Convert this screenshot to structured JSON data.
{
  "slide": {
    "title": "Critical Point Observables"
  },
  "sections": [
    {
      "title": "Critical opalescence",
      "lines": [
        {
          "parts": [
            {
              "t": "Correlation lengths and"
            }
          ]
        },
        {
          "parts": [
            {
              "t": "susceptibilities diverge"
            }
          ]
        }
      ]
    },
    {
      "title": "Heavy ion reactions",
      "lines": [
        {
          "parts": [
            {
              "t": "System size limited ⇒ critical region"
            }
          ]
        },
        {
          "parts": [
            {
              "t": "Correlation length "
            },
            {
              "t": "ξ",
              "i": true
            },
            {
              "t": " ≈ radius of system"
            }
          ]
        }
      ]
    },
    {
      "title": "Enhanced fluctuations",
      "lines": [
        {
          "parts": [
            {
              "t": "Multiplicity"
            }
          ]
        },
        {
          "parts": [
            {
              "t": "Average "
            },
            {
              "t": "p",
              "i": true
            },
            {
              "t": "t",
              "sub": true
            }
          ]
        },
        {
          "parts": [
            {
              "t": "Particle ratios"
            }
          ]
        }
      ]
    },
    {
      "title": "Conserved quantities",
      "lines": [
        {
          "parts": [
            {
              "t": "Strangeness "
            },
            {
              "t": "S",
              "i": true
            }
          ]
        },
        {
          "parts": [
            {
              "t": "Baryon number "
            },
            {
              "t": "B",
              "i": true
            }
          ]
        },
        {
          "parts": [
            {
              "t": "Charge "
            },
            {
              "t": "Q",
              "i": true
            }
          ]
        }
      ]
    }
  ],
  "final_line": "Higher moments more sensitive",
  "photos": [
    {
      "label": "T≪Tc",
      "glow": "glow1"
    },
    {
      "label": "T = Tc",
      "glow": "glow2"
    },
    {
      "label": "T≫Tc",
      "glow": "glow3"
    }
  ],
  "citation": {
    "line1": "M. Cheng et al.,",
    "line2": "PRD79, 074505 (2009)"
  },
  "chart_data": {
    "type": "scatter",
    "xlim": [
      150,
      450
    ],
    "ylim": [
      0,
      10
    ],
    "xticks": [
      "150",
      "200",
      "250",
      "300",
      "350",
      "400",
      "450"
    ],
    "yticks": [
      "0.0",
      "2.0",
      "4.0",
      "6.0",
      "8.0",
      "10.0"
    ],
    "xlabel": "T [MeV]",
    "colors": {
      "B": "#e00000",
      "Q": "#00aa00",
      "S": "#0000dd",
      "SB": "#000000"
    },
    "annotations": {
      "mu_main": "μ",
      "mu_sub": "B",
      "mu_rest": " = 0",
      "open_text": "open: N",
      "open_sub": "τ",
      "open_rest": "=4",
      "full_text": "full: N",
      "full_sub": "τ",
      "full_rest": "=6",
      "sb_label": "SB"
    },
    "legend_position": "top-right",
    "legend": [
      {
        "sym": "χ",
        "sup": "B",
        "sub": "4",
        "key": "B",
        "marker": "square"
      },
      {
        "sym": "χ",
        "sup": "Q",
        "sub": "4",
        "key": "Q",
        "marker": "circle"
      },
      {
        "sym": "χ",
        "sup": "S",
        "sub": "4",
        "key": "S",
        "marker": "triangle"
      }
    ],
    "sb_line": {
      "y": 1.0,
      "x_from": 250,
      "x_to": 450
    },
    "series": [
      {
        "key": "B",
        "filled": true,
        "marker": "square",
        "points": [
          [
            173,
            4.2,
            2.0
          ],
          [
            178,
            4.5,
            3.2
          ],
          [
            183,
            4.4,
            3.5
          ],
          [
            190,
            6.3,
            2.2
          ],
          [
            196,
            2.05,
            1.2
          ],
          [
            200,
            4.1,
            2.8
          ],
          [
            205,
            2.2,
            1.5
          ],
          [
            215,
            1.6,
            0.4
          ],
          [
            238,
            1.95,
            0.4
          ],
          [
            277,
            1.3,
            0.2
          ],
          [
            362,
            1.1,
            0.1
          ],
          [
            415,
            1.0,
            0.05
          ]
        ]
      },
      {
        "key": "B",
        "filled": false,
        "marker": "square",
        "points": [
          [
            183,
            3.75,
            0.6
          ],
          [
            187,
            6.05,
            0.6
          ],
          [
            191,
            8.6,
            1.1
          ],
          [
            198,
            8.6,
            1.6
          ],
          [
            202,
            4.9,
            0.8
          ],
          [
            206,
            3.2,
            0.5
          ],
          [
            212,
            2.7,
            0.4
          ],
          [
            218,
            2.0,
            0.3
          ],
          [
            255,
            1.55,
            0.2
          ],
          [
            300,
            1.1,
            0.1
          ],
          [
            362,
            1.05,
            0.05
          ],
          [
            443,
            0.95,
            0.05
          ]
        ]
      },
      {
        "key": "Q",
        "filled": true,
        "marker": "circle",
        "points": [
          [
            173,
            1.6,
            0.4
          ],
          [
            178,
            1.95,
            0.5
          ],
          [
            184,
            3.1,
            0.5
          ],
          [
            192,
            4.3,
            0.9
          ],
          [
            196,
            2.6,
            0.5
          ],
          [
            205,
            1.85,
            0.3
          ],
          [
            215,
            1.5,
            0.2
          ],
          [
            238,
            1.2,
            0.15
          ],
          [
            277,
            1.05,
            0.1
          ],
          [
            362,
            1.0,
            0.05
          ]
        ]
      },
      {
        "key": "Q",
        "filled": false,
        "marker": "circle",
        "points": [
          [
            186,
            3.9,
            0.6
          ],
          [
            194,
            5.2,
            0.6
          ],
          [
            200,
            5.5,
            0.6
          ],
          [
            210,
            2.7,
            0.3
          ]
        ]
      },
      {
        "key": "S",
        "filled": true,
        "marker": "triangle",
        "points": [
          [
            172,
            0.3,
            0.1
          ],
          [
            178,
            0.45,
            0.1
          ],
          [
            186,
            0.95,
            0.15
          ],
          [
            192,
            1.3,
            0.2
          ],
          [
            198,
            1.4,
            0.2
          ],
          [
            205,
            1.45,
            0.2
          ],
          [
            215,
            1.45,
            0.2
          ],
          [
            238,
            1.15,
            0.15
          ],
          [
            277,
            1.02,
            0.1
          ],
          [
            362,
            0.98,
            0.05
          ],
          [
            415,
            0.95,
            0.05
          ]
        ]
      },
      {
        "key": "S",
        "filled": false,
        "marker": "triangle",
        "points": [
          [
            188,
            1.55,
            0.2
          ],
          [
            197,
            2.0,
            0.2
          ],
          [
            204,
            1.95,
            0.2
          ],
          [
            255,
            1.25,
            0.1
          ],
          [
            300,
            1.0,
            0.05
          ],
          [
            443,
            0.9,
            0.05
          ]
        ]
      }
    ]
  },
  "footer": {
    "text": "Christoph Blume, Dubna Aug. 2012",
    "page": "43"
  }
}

Work required:
Retype all of the records above, word for word.

Task response:
Convert this screenshot to structured JSON data.
{
  "slide": {
    "title": "Critical Point Observables"
  },
  "sections": [
    {
      "title": "Critical opalescence",
      "lines": [
        {
          "parts": [
            {
              "t": "Correlation lengths and"
            }
          ]
        },
        {
          "parts": [
            {
              "t": "susceptibilities diverge"
            }
          ]
        }
      ]
    },
    {
      "title": "Heavy ion reactions",
      "lines": [
        {
          "parts": [
            {
              "t": "System size limited ⇒ critical region"
            }
          ]
        },
        {
          "parts": [
            {
              "t": "Correlation length "
            },
            {
              "t": "ξ",
              "i": true
            },
            {
              "t": " ≈ radius of system"
            }
          ]
        }
      ]
    },
    {
      "title": "Enhanced fluctuations",
      "lines": [
        {
          "parts": [
            {
              "t": "Multiplicity"
            }
          ]
        },
        {
          "parts": [
            {
              "t": "Average "
            },
            {
              "t": "p",
              "i": true
            },
            {
              "t": "t",
              "sub": true
            }
          ]
        },
        {
          "parts": [
            {
              "t": "Particle ratios"
            }
          ]
        }
      ]
    },
    {
      "title": "Conserved quantities",
      "lines": [
        {
          "parts": [
            {
              "t": "Strangeness "
            },
            {
              "t": "S",
              "i": true
            }
          ]
        },
        {
          "parts": [
            {
              "t": "Baryon number "
            },
            {
              "t": "B",
              "i": true
            }
          ]
        },
        {
          "parts": [
            {
              "t": "Charge "
            },
            {
              "t": "Q",
              "i": true
            }
          ]
        }
      ]
    }
  ],
  "final_line": "Higher moments more sensitive",
  "photos": [
    {
      "label": "T≪Tc",
      "glow": "glow1"
    },
    {
      "label": "T = Tc",
      "glow": "glow2"
    },
    {
      "label": "T≫Tc",
      "glow": "glow3"
    }
  ],
  "citation": {
    "line1": "M. Cheng et al.,",
    "line2": "PRD79, 074505 (2009)"
  },
  "chart_data": {
    "type": "scatter",
    "xlim": [
      150,
      450
    ],
    "ylim": [
      0,
      10
    ],
    "xticks": [
      "150",
      "200",
      "250",
      "300",
      "350",
      "400",
      "450"
    ],
    "yticks": [
      "0.0",
      "2.0",
      "4.0",
      "6.0",
      "8.0",
      "10.0"
    ],
    "xlabel": "T [MeV]",
    "colors": {
      "B": "#e00000",
      "Q": "#00aa00",
      "S": "#0000dd",
      "SB": "#000000"
    },
    "annotations": {
      "mu_main": "μ",
      "mu_sub": "B",
      "mu_rest": " = 0",
      "open_text": "open: N",
      "open_sub": "τ",
      "open_rest": "=4",
      "full_text": "full: N",
      "full_sub": "τ",
      "full_rest": "=6",
      "sb_label": "SB"
    },
    "legend_position": "top-right",
    "legend": [
      {
        "sym": "χ",
        "sup": "B",
        "sub": "4",
        "key": "B",
        "marker": "square"
      },
      {
        "sym": "χ",
        "sup": "Q",
        "sub": "4",
        "key": "Q",
        "marker": "circle"
      },
      {
        "sym": "χ",
        "sup": "S",
        "sub": "4",
        "key": "S",
        "marker": "triangle"
      }
    ],
    "sb_line": {
      "y": 1.0,
      "x_from": 250,
      "x_to": 450
    },
    "series": [
      {
        "key": "B",
        "filled": true,
        "marker": "square",
        "points": [
          [
            173,
            4.2,
            2.0
          ],
          [
            178,
            4.5,
            3.2
          ],
          [
            183,
            4.4,
            3.5
          ],
          [
            190,
            6.3,
            2.2
          ],
          [
            196,
            2.05,
            1.2
          ],
          [
            200,
            4.1,
            2.8
          ],
          [
            205,
            2.2,
            1.5
          ],
          [
            215,
            1.6,
            0.4
          ],
          [
            238,
            1.95,
            0.4
          ],
          [
            277,
            1.3,
            0.2
          ],
          [
            362,
            1.1,
            0.1
          ],
          [
            415,
            1.0,
            0.05
          ]
        ]
      },
      {
        "key": "B",
        "filled": false,
        "marker": "square",
        "points": [
          [
            183,
            3.75,
            0.6
          ],
          [
            187,
            6.05,
            0.6
          ],
          [
            191,
            8.6,
            1.1
          ],
          [
            198,
            8.6,
            1.6
          ],
          [
            202,
            4.9,
            0.8
          ],
          [
            206,
            3.2,
            0.5
          ],
          [
            212,
            2.7,
            0.4
          ],
          [
            218,
            2.0,
            0.3
          ],
          [
            255,
            1.55,
            0.2
          ],
          [
            300,
            1.1,
            0.1
          ],
          [
            362,
            1.05,
            0.05
          ],
          [
            443,
            0.95,
            0.05
          ]
        ]
      },
      {
        "key": "Q",
        "filled": true,
        "marker": "circle",
        "points": [
          [
            173,
            1.6,
            0.4
          ],
          [
            178,
            1.95,
            0.5
          ],
          [
            184,
            3.1,
            0.5
          ],
          [
            192,
            4.3,
            0.9
          ],
          [
            196,
            2.6,
            0.5
          ],
          [
            205,
            1.85,
            0.3
          ],
          [
            215,
            1.5,
            0.2
          ],
          [
            238,
            1.2,
            0.15
          ],
          [
            277,
            1.05,
            0.1
          ],
          [
            362,
            1.0,
            0.05
          ]
        ]
      },
      {
        "key": "Q",
        "filled": false,
        "marker": "circle",
        "points": [
          [
            186,
            3.9,
            0.6
          ],
          [
            194,
            5.2,
            0.6
          ],
          [
            200,
            5.5,
            0.6
          ],
          [
            210,
            2.7,
            0.3
          ]
        ]
      },
      {
        "key": "S",
        "filled": true,
        "marker": "triangle",
        "points": [
          [
            172,
            0.3,
            0.1
          ],
          [
            178,
            0.45,
            0.1
          ],
          [
            186,
            0.95,
            0.15
          ],
          [
            192,
            1.3,
            0.2
          ],
          [
            198,
            1.4,
            0.2
          ],
          [
            205,
            1.45,
            0.2
          ],
          [
            215,
            1.45,
            0.2
          ],
          [
            238,
            1.15,
            0.15
          ],
          [
            277,
            1.02,
            0.1
          ],
          [
            362,
            0.98,
            0.05
          ],
          [
            415,
            0.95,
            0.05
          ]
        ]
      },
      {
        "key": "S",
        "filled": false,
        "marker": "triangle",
        "points": [
          [
            188,
            1.55,
            0.2
          ],
          [
            197,
            2.0,
            0.2
          ],
          [
            204,
            1.95,
            0.2
          ],
          [
            255,
            1.25,
            0.1
          ],
          [
            300,
            1.0,
            0.05
          ],
          [
            443,
            0.9,
            0.05
          ]
        ]
      }
    ]
  },
  "footer": {
    "text": "Christoph Blume, Dubna Aug. 2012",
    "page": "43"
  }
}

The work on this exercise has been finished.